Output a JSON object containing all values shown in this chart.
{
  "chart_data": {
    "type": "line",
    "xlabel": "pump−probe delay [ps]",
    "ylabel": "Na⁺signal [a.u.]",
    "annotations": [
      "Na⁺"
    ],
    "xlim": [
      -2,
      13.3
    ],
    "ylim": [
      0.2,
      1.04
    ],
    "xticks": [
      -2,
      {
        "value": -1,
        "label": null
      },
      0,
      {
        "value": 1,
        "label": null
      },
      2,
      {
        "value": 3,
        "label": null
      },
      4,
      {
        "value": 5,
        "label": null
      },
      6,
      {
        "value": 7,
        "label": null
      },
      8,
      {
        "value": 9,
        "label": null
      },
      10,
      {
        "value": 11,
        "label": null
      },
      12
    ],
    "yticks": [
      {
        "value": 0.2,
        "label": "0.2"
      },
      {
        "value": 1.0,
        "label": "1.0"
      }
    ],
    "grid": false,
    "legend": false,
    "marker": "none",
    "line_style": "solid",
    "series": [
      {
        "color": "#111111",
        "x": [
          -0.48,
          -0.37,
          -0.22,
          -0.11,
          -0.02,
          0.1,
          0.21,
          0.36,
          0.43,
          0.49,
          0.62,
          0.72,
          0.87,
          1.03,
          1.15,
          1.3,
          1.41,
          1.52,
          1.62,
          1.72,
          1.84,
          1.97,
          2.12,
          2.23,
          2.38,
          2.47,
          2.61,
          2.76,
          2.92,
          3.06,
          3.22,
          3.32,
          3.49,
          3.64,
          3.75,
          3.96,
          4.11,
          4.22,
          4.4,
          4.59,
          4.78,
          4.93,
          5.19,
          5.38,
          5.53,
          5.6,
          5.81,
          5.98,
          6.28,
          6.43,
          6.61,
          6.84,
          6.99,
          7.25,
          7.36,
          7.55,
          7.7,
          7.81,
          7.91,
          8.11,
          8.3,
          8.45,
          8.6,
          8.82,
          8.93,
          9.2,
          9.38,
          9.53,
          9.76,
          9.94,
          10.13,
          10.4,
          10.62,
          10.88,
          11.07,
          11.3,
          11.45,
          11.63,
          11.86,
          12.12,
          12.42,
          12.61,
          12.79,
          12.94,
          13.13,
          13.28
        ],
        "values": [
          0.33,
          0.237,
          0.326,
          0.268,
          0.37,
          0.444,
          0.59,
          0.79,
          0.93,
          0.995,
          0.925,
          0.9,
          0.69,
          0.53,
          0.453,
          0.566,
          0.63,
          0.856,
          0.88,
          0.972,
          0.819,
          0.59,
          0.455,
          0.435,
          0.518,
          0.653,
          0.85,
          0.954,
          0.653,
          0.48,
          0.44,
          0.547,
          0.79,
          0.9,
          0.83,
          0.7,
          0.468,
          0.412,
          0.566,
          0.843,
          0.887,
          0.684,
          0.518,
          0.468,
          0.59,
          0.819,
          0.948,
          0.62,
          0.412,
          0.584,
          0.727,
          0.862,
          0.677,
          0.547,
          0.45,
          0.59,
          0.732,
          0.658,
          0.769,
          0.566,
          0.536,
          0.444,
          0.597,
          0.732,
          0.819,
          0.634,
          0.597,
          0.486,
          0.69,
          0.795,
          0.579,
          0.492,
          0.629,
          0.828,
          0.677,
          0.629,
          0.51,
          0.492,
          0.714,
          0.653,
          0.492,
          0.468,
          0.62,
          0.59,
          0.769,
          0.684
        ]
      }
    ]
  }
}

• • • • • • •

## Goal of the exercise
Within the material above, find the lines that contain the word "values"; copy them.

## Completed task
Output a JSON object containing all values shown in this chart.
        "values": [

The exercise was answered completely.